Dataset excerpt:
┌──
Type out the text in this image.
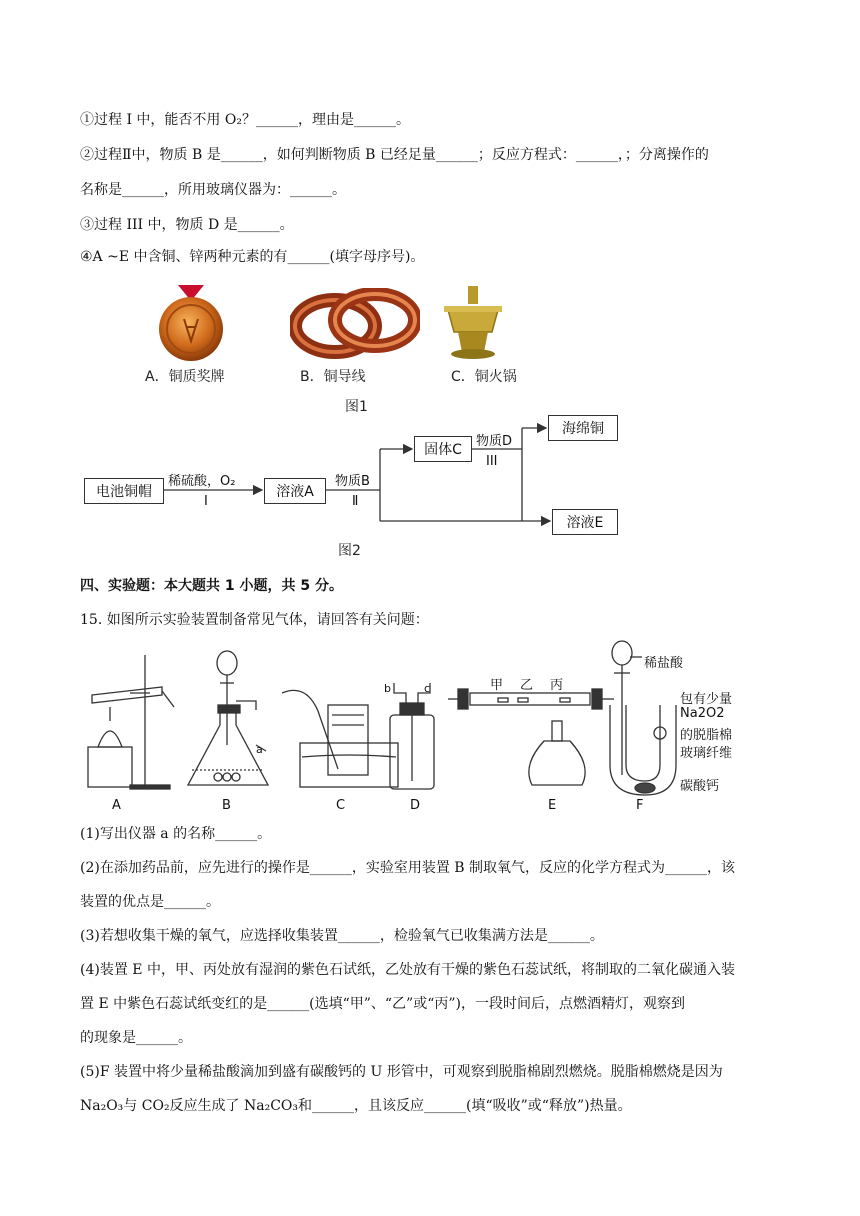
①过程 I 中，能否不用 O₂？______，理由是______。
②过程Ⅱ中，物质 B 是______，如何判断物质 B 已经足量______；反应方程式：______，；分离操作的
名称是______，所用玻璃仪器为：______。
③过程 III 中，物质 D 是______。
④A ~E 中含铜、锌两种元素的有______(填字母序号)。
A．铜质奖牌	B．铜导线	C．铜火锅
图1
电池铜帽	溶液A
固体C
海绵铜
溶液E
稀硫酸，O₂
I
物质B
Ⅱ
物质D
III
图2
四、实验题：本大题共 1 小题，共 5 分。
15. 如图所示实验装置制备常见气体，请回答有关问题：
A	B	C	D	E	F
a
b	c	甲 乙 丙
稀盐酸
包有少量
Na2O2
的脱脂棉
玻璃纤维
碳酸钙
(1)写出仪器 a 的名称______。
(2)在添加药品前，应先进行的操作是______，实验室用装置 B 制取氧气，反应的化学方程式为______，该
装置的优点是______。
(3)若想收集干燥的氧气，应选择收集装置______，检验氧气已收集满方法是______。
(4)装置 E 中，甲、丙处放有湿润的紫色石试纸，乙处放有干燥的紫色石蕊试纸，将制取的二氧化碳通入装
置 E 中紫色石蕊试纸变红的是______(选填“甲”、“乙”或“丙”)，一段时间后，点燃酒精灯，观察到
的现象是______。
(5)F 装置中将少量稀盐酸滴加到盛有碳酸钙的 U 形管中，可观察到脱脂棉剧烈燃烧。脱脂棉燃烧是因为
Na₂O₃与 CO₂反应生成了 Na₂CO₃和______，且该反应______(填“吸收”或“释放”)热量。
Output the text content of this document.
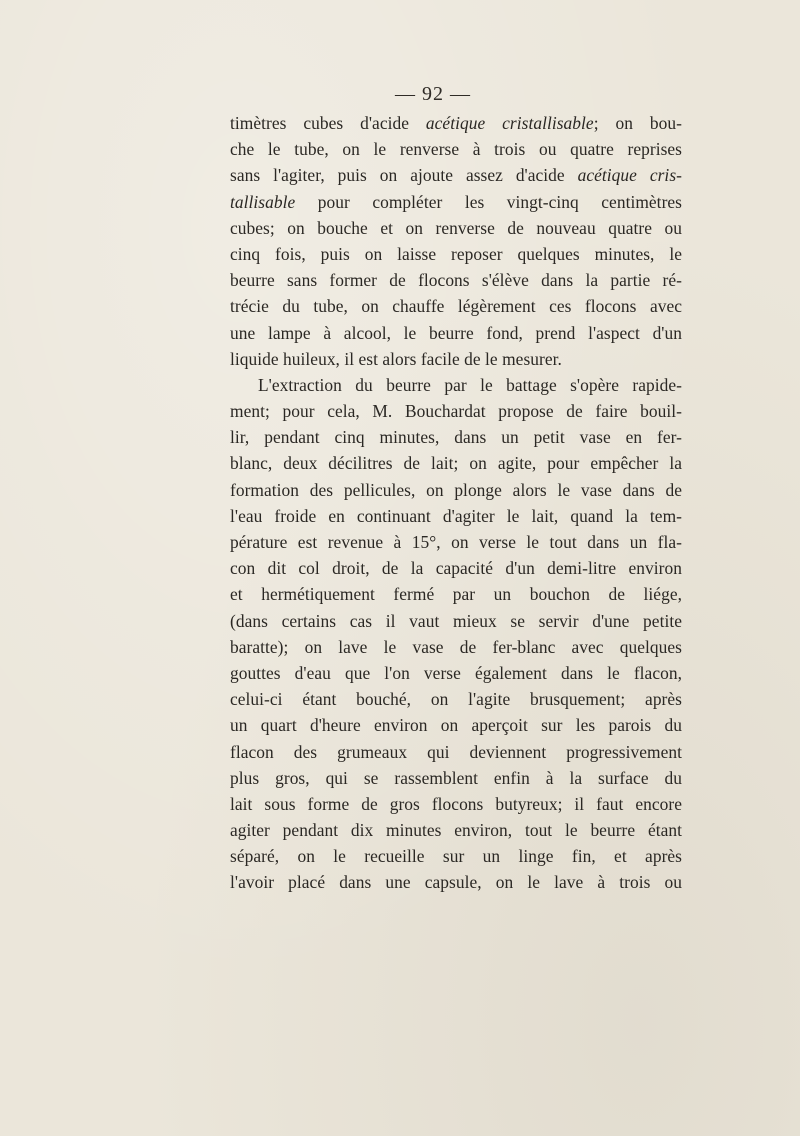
— 92 —
timètres cubes d'acide acétique cristallisable; on bou-
che le tube, on le renverse à trois ou quatre reprises
sans l'agiter, puis on ajoute assez d'acide acétique cris-
tallisable pour compléter les vingt-cinq centimètres
cubes; on bouche et on renverse de nouveau quatre ou
cinq fois, puis on laisse reposer quelques minutes, le
beurre sans former de flocons s'élève dans la partie ré-
trécie du tube, on chauffe légèrement ces flocons avec
une lampe à alcool, le beurre fond, prend l'aspect d'un
liquide huileux, il est alors facile de le mesurer.
L'extraction du beurre par le battage s'opère rapide-
ment; pour cela, M. Bouchardat propose de faire bouil-
lir, pendant cinq minutes, dans un petit vase en fer-
blanc, deux décilitres de lait; on agite, pour empêcher la
formation des pellicules, on plonge alors le vase dans de
l'eau froide en continuant d'agiter le lait, quand la tem-
pérature est revenue à 15°, on verse le tout dans un fla-
con dit col droit, de la capacité d'un demi-litre environ
et hermétiquement fermé par un bouchon de liége,
(dans certains cas il vaut mieux se servir d'une petite
baratte); on lave le vase de fer-blanc avec quelques
gouttes d'eau que l'on verse également dans le flacon,
celui-ci étant bouché, on l'agite brusquement; après
un quart d'heure environ on aperçoit sur les parois du
flacon des grumeaux qui deviennent progressivement
plus gros, qui se rassemblent enfin à la surface du
lait sous forme de gros flocons butyreux; il faut encore
agiter pendant dix minutes environ, tout le beurre étant
séparé, on le recueille sur un linge fin, et après
l'avoir placé dans une capsule, on le lave à trois ou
└──
* **Problem requirements**
Count the lines above in which the word "gros" appears, then state only that count.

* **Result of the task**
2